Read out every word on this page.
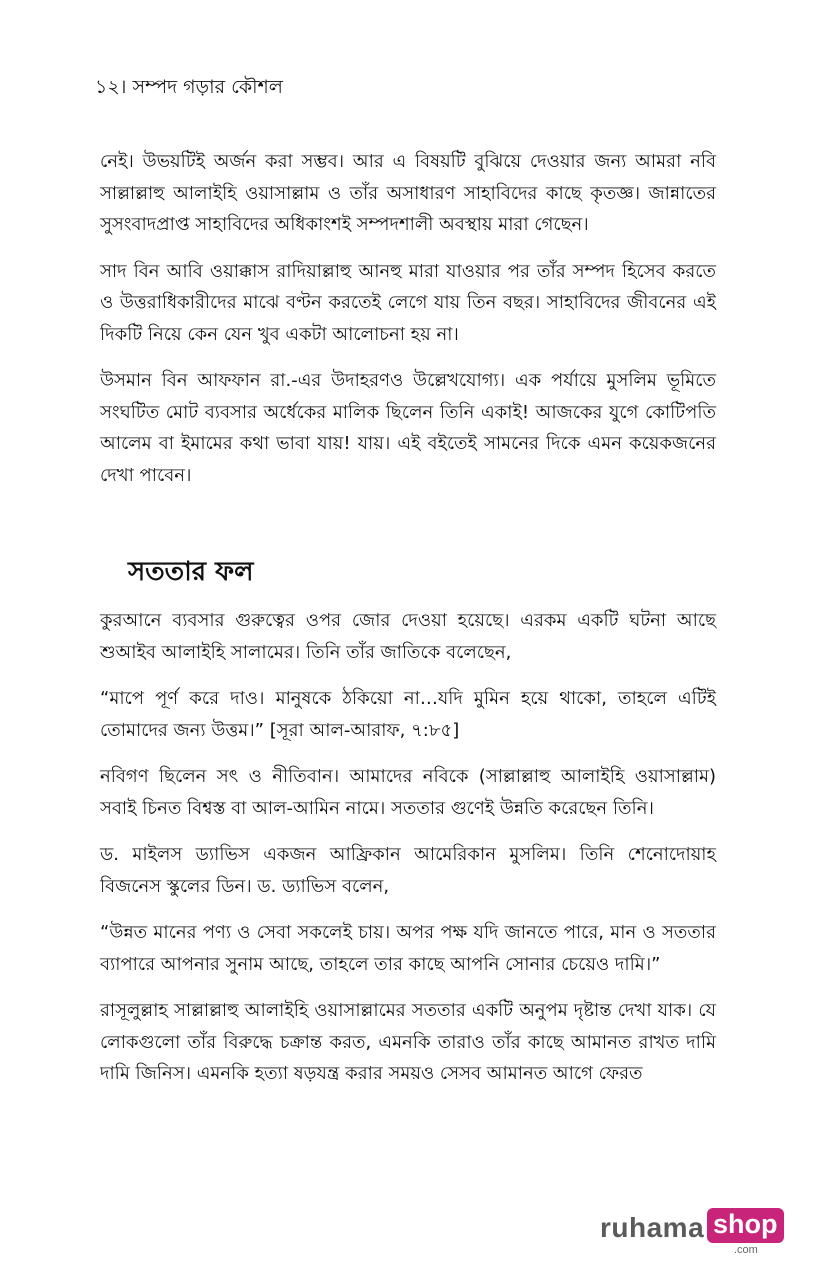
১২। সম্পদ গড়ার কৌশল

নেই। উভয়টিই অর্জন করা সম্ভব। আর এ বিষয়টি বুঝিয়ে দেওয়ার জন্য আমরা নবি সাল্লাল্লাহু আলাইহি ওয়াসাল্লাম ও তাঁর অসাধারণ সাহাবিদের কাছে কৃতজ্ঞ। জান্নাতের সুসংবাদপ্রাপ্ত সাহাবিদের অধিকাংশই সম্পদশালী অবস্থায় মারা গেছেন।

সাদ বিন আবি ওয়াক্কাস রাদিয়াল্লাহু আনহু মারা যাওয়ার পর তাঁর সম্পদ হিসেব করতে ও উত্তরাধিকারীদের মাঝে বণ্টন করতেই লেগে যায় তিন বছর। সাহাবিদের জীবনের এই দিকটি নিয়ে কেন যেন খুব একটা আলোচনা হয় না।

উসমান বিন আফফান রা.-এর উদাহরণও উল্লেখযোগ্য। এক পর্যায়ে মুসলিম ভূমিতে সংঘটিত মোট ব্যবসার অর্ধেকের মালিক ছিলেন তিনি একাই! আজকের যুগে কোটিপতি আলেম বা ইমামের কথা ভাবা যায়! যায়। এই বইতেই সামনের দিকে এমন কয়েকজনের দেখা পাবেন।

সততার ফল

কুরআনে ব্যবসার গুরুত্বের ওপর জোর দেওয়া হয়েছে। এরকম একটি ঘটনা আছে শুআইব আলাইহি সালামের। তিনি তাঁর জাতিকে বলেছেন,

“মাপে পূর্ণ করে দাও। মানুষকে ঠকিয়ো না…যদি মুমিন হয়ে থাকো, তাহলে এটিই তোমাদের জন্য উত্তম।” [সূরা আল-আরাফ, ৭:৮৫]

নবিগণ ছিলেন সৎ ও নীতিবান। আমাদের নবিকে (সাল্লাল্লাহু আলাইহি ওয়াসাল্লাম) সবাই চিনত বিশ্বস্ত বা আল-আমিন নামে। সততার গুণেই উন্নতি করেছেন তিনি।

ড. মাইলস ড্যাভিস একজন আফ্রিকান আমেরিকান মুসলিম। তিনি শেনোদোয়াহ বিজনেস স্কুলের ডিন। ড. ড্যাভিস বলেন,

“উন্নত মানের পণ্য ও সেবা সকলেই চায়। অপর পক্ষ যদি জানতে পারে, মান ও সততার ব্যাপারে আপনার সুনাম আছে, তাহলে তার কাছে আপনি সোনার চেয়েও দামি।”

রাসূলুল্লাহ সাল্লাল্লাহু আলাইহি ওয়াসাল্লামের সততার একটি অনুপম দৃষ্টান্ত দেখা যাক। যে লোকগুলো তাঁর বিরুদ্ধে চক্রান্ত করত, এমনকি তারাও তাঁর কাছে আমানত রাখত দামি দামি জিনিস। এমনকি হত্যা ষড়যন্ত্র করার সময়ও সেসব আমানত আগে ফেরত

ruhama shop
.com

==============================

• _WHAT YOU SHOULD DO_
Skip every picture and transcribe the data above exactly.

• _EXERCISE RESPONSE_
Read out every word on this page.
১২। সম্পদ গড়ার কৌশল

নেই। উভয়টিই অর্জন করা সম্ভব। আর এ বিষয়টি বুঝিয়ে দেওয়ার জন্য আমরা নবি সাল্লাল্লাহু আলাইহি ওয়াসাল্লাম ও তাঁর অসাধারণ সাহাবিদের কাছে কৃতজ্ঞ। জান্নাতের সুসংবাদপ্রাপ্ত সাহাবিদের অধিকাংশই সম্পদশালী অবস্থায় মারা গেছেন।

সাদ বিন আবি ওয়াক্কাস রাদিয়াল্লাহু আনহু মারা যাওয়ার পর তাঁর সম্পদ হিসেব করতে ও উত্তরাধিকারীদের মাঝে বণ্টন করতেই লেগে যায় তিন বছর। সাহাবিদের জীবনের এই দিকটি নিয়ে কেন যেন খুব একটা আলোচনা হয় না।

উসমান বিন আফফান রা.-এর উদাহরণও উল্লেখযোগ্য। এক পর্যায়ে মুসলিম ভূমিতে সংঘটিত মোট ব্যবসার অর্ধেকের মালিক ছিলেন তিনি একাই! আজকের যুগে কোটিপতি আলেম বা ইমামের কথা ভাবা যায়! যায়। এই বইতেই সামনের দিকে এমন কয়েকজনের দেখা পাবেন।

সততার ফল

কুরআনে ব্যবসার গুরুত্বের ওপর জোর দেওয়া হয়েছে। এরকম একটি ঘটনা আছে শুআইব আলাইহি সালামের। তিনি তাঁর জাতিকে বলেছেন,

“মাপে পূর্ণ করে দাও। মানুষকে ঠকিয়ো না…যদি মুমিন হয়ে থাকো, তাহলে এটিই তোমাদের জন্য উত্তম।” [সূরা আল-আরাফ, ৭:৮৫]

নবিগণ ছিলেন সৎ ও নীতিবান। আমাদের নবিকে (সাল্লাল্লাহু আলাইহি ওয়াসাল্লাম) সবাই চিনত বিশ্বস্ত বা আল-আমিন নামে। সততার গুণেই উন্নতি করেছেন তিনি।

ড. মাইলস ড্যাভিস একজন আফ্রিকান আমেরিকান মুসলিম। তিনি শেনোদোয়াহ বিজনেস স্কুলের ডিন। ড. ড্যাভিস বলেন,

“উন্নত মানের পণ্য ও সেবা সকলেই চায়। অপর পক্ষ যদি জানতে পারে, মান ও সততার ব্যাপারে আপনার সুনাম আছে, তাহলে তার কাছে আপনি সোনার চেয়েও দামি।”

রাসূলুল্লাহ সাল্লাল্লাহু আলাইহি ওয়াসাল্লামের সততার একটি অনুপম দৃষ্টান্ত দেখা যাক। যে লোকগুলো তাঁর বিরুদ্ধে চক্রান্ত করত, এমনকি তারাও তাঁর কাছে আমানত রাখত দামি দামি জিনিস। এমনকি হত্যা ষড়যন্ত্র করার সময়ও সেসব আমানত আগে ফেরত

ruhama shop
.com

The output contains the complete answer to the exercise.